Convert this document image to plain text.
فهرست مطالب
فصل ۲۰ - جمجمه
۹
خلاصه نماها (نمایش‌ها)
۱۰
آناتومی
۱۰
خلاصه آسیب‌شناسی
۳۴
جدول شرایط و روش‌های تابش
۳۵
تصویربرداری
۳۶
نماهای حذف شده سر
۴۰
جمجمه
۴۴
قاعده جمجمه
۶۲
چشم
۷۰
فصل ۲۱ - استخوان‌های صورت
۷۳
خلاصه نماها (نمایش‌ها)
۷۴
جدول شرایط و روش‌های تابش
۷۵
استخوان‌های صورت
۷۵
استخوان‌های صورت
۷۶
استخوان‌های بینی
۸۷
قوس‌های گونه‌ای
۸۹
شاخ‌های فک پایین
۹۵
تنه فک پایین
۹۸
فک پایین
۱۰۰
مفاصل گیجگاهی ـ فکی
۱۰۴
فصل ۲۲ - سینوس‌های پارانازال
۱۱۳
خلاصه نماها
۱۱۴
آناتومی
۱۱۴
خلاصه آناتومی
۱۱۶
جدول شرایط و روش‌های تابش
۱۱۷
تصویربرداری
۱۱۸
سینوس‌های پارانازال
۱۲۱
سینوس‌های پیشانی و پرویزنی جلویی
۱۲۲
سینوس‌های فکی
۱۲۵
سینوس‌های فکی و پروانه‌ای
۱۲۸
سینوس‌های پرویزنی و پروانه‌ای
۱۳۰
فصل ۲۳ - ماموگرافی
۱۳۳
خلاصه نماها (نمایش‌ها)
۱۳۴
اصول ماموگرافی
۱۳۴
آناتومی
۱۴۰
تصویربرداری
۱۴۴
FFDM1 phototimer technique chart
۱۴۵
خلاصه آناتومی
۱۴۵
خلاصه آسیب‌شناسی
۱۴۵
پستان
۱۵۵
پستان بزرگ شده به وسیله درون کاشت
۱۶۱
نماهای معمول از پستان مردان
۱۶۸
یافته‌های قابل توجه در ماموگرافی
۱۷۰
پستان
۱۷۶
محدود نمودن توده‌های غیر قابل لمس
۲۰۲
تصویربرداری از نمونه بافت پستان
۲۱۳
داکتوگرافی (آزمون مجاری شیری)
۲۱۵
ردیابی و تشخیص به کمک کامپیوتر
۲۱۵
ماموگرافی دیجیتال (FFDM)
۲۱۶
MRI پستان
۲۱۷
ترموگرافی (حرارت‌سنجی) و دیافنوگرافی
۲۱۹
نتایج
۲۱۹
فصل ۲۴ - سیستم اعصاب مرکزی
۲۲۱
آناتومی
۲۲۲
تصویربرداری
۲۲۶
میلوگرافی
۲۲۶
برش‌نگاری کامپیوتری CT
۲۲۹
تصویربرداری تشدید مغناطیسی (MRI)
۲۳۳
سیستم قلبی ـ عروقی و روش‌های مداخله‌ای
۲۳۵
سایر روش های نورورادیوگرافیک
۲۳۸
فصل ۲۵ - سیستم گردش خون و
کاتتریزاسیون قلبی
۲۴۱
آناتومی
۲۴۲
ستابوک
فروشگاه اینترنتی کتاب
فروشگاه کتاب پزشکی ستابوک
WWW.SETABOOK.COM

▶ _To be done_
The records above should be duplicated in full, exactly as given.

▶ _Full response_
Convert this document image to plain text.
فهرست مطالب
فصل ۲۰ - جمجمه
۹
خلاصه نماها (نمایش‌ها)
۱۰
آناتومی
۱۰
خلاصه آسیب‌شناسی
۳۴
جدول شرایط و روش‌های تابش
۳۵
تصویربرداری
۳۶
نماهای حذف شده سر
۴۰
جمجمه
۴۴
قاعده جمجمه
۶۲
چشم
۷۰
فصل ۲۱ - استخوان‌های صورت
۷۳
خلاصه نماها (نمایش‌ها)
۷۴
جدول شرایط و روش‌های تابش
۷۵
استخوان‌های صورت
۷۵
استخوان‌های صورت
۷۶
استخوان‌های بینی
۸۷
قوس‌های گونه‌ای
۸۹
شاخ‌های فک پایین
۹۵
تنه فک پایین
۹۸
فک پایین
۱۰۰
مفاصل گیجگاهی ـ فکی
۱۰۴
فصل ۲۲ - سینوس‌های پارانازال
۱۱۳
خلاصه نماها
۱۱۴
آناتومی
۱۱۴
خلاصه آناتومی
۱۱۶
جدول شرایط و روش‌های تابش
۱۱۷
تصویربرداری
۱۱۸
سینوس‌های پارانازال
۱۲۱
سینوس‌های پیشانی و پرویزنی جلویی
۱۲۲
سینوس‌های فکی
۱۲۵
سینوس‌های فکی و پروانه‌ای
۱۲۸
سینوس‌های پرویزنی و پروانه‌ای
۱۳۰
فصل ۲۳ - ماموگرافی
۱۳۳
خلاصه نماها (نمایش‌ها)
۱۳۴
اصول ماموگرافی
۱۳۴
آناتومی
۱۴۰
تصویربرداری
۱۴۴
FFDM1 phototimer technique chart
۱۴۵
خلاصه آناتومی
۱۴۵
خلاصه آسیب‌شناسی
۱۴۵
پستان
۱۵۵
پستان بزرگ شده به وسیله درون کاشت
۱۶۱
نماهای معمول از پستان مردان
۱۶۸
یافته‌های قابل توجه در ماموگرافی
۱۷۰
پستان
۱۷۶
محدود نمودن توده‌های غیر قابل لمس
۲۰۲
تصویربرداری از نمونه بافت پستان
۲۱۳
داکتوگرافی (آزمون مجاری شیری)
۲۱۵
ردیابی و تشخیص به کمک کامپیوتر
۲۱۵
ماموگرافی دیجیتال (FFDM)
۲۱۶
MRI پستان
۲۱۷
ترموگرافی (حرارت‌سنجی) و دیافنوگرافی
۲۱۹
نتایج
۲۱۹
فصل ۲۴ - سیستم اعصاب مرکزی
۲۲۱
آناتومی
۲۲۲
تصویربرداری
۲۲۶
میلوگرافی
۲۲۶
برش‌نگاری کامپیوتری CT
۲۲۹
تصویربرداری تشدید مغناطیسی (MRI)
۲۳۳
سیستم قلبی ـ عروقی و روش‌های مداخله‌ای
۲۳۵
سایر روش های نورورادیوگرافیک
۲۳۸
فصل ۲۵ - سیستم گردش خون و
کاتتریزاسیون قلبی
۲۴۱
آناتومی
۲۴۲
ستابوک
فروشگاه اینترنتی کتاب
فروشگاه کتاب پزشکی ستابوک
WWW.SETABOOK.COM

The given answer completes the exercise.